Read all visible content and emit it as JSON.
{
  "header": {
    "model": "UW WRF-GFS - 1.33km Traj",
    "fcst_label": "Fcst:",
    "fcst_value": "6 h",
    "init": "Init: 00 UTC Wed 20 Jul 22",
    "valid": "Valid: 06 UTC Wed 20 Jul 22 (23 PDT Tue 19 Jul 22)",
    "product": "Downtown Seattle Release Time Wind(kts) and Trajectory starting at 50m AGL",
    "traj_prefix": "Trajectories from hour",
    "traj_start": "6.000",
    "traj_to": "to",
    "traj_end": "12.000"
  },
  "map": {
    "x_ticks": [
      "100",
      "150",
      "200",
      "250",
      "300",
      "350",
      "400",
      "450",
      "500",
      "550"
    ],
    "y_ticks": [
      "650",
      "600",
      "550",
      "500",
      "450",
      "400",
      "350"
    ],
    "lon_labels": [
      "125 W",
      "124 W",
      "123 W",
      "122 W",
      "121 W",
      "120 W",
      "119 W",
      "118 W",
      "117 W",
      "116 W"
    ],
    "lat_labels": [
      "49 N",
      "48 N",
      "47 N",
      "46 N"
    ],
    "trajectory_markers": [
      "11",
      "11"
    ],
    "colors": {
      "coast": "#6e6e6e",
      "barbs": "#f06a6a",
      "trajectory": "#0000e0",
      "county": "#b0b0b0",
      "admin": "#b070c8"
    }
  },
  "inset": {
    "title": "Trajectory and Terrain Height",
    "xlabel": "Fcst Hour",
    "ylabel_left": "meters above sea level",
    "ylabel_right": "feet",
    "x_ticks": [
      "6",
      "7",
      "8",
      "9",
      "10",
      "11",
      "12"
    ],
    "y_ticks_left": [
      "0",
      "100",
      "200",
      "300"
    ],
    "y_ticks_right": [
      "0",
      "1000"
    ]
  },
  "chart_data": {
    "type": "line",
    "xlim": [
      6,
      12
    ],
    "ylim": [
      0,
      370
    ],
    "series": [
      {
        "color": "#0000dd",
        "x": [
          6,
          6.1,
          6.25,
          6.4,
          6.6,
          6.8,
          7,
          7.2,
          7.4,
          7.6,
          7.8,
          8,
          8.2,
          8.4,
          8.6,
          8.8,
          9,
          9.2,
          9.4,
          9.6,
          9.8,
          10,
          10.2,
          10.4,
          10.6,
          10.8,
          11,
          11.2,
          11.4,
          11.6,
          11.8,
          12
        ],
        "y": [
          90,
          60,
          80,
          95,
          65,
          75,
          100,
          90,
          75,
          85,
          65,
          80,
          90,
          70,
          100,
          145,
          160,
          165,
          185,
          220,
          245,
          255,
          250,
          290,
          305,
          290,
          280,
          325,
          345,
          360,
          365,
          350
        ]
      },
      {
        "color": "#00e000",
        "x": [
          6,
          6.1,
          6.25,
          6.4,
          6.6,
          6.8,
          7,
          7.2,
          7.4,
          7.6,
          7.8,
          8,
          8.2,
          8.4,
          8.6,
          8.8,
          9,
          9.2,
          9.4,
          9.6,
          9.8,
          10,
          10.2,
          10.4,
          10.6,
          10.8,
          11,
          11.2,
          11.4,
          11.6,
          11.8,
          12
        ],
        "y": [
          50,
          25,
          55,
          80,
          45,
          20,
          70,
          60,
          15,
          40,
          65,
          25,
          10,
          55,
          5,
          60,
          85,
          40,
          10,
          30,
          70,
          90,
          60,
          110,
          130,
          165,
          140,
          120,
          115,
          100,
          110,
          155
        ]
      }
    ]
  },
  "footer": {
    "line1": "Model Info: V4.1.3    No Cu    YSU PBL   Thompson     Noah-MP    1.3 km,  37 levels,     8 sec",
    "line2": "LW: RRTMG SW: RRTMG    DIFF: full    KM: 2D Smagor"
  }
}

━━━━━━━━━━━━━━━━━━━━━━━━━━━━━━

The problem - The whole listing above needs to be written out again exactly.

In response -
Read all visible content and emit it as JSON.
{
  "header": {
    "model": "UW WRF-GFS - 1.33km Traj",
    "fcst_label": "Fcst:",
    "fcst_value": "6 h",
    "init": "Init: 00 UTC Wed 20 Jul 22",
    "valid": "Valid: 06 UTC Wed 20 Jul 22 (23 PDT Tue 19 Jul 22)",
    "product": "Downtown Seattle Release Time Wind(kts) and Trajectory starting at 50m AGL",
    "traj_prefix": "Trajectories from hour",
    "traj_start": "6.000",
    "traj_to": "to",
    "traj_end": "12.000"
  },
  "map": {
    "x_ticks": [
      "100",
      "150",
      "200",
      "250",
      "300",
      "350",
      "400",
      "450",
      "500",
      "550"
    ],
    "y_ticks": [
      "650",
      "600",
      "550",
      "500",
      "450",
      "400",
      "350"
    ],
    "lon_labels": [
      "125 W",
      "124 W",
      "123 W",
      "122 W",
      "121 W",
      "120 W",
      "119 W",
      "118 W",
      "117 W",
      "116 W"
    ],
    "lat_labels": [
      "49 N",
      "48 N",
      "47 N",
      "46 N"
    ],
    "trajectory_markers": [
      "11",
      "11"
    ],
    "colors": {
      "coast": "#6e6e6e",
      "barbs": "#f06a6a",
      "trajectory": "#0000e0",
      "county": "#b0b0b0",
      "admin": "#b070c8"
    }
  },
  "inset": {
    "title": "Trajectory and Terrain Height",
    "xlabel": "Fcst Hour",
    "ylabel_left": "meters above sea level",
    "ylabel_right": "feet",
    "x_ticks": [
      "6",
      "7",
      "8",
      "9",
      "10",
      "11",
      "12"
    ],
    "y_ticks_left": [
      "0",
      "100",
      "200",
      "300"
    ],
    "y_ticks_right": [
      "0",
      "1000"
    ]
  },
  "chart_data": {
    "type": "line",
    "xlim": [
      6,
      12
    ],
    "ylim": [
      0,
      370
    ],
    "series": [
      {
        "color": "#0000dd",
        "x": [
          6,
          6.1,
          6.25,
          6.4,
          6.6,
          6.8,
          7,
          7.2,
          7.4,
          7.6,
          7.8,
          8,
          8.2,
          8.4,
          8.6,
          8.8,
          9,
          9.2,
          9.4,
          9.6,
          9.8,
          10,
          10.2,
          10.4,
          10.6,
          10.8,
          11,
          11.2,
          11.4,
          11.6,
          11.8,
          12
        ],
        "y": [
          90,
          60,
          80,
          95,
          65,
          75,
          100,
          90,
          75,
          85,
          65,
          80,
          90,
          70,
          100,
          145,
          160,
          165,
          185,
          220,
          245,
          255,
          250,
          290,
          305,
          290,
          280,
          325,
          345,
          360,
          365,
          350
        ]
      },
      {
        "color": "#00e000",
        "x": [
          6,
          6.1,
          6.25,
          6.4,
          6.6,
          6.8,
          7,
          7.2,
          7.4,
          7.6,
          7.8,
          8,
          8.2,
          8.4,
          8.6,
          8.8,
          9,
          9.2,
          9.4,
          9.6,
          9.8,
          10,
          10.2,
          10.4,
          10.6,
          10.8,
          11,
          11.2,
          11.4,
          11.6,
          11.8,
          12
        ],
        "y": [
          50,
          25,
          55,
          80,
          45,
          20,
          70,
          60,
          15,
          40,
          65,
          25,
          10,
          55,
          5,
          60,
          85,
          40,
          10,
          30,
          70,
          90,
          60,
          110,
          130,
          165,
          140,
          120,
          115,
          100,
          110,
          155
        ]
      }
    ]
  },
  "footer": {
    "line1": "Model Info: V4.1.3    No Cu    YSU PBL   Thompson     Noah-MP    1.3 km,  37 levels,     8 sec",
    "line2": "LW: RRTMG SW: RRTMG    DIFF: full    KM: 2D Smagor"
  }
}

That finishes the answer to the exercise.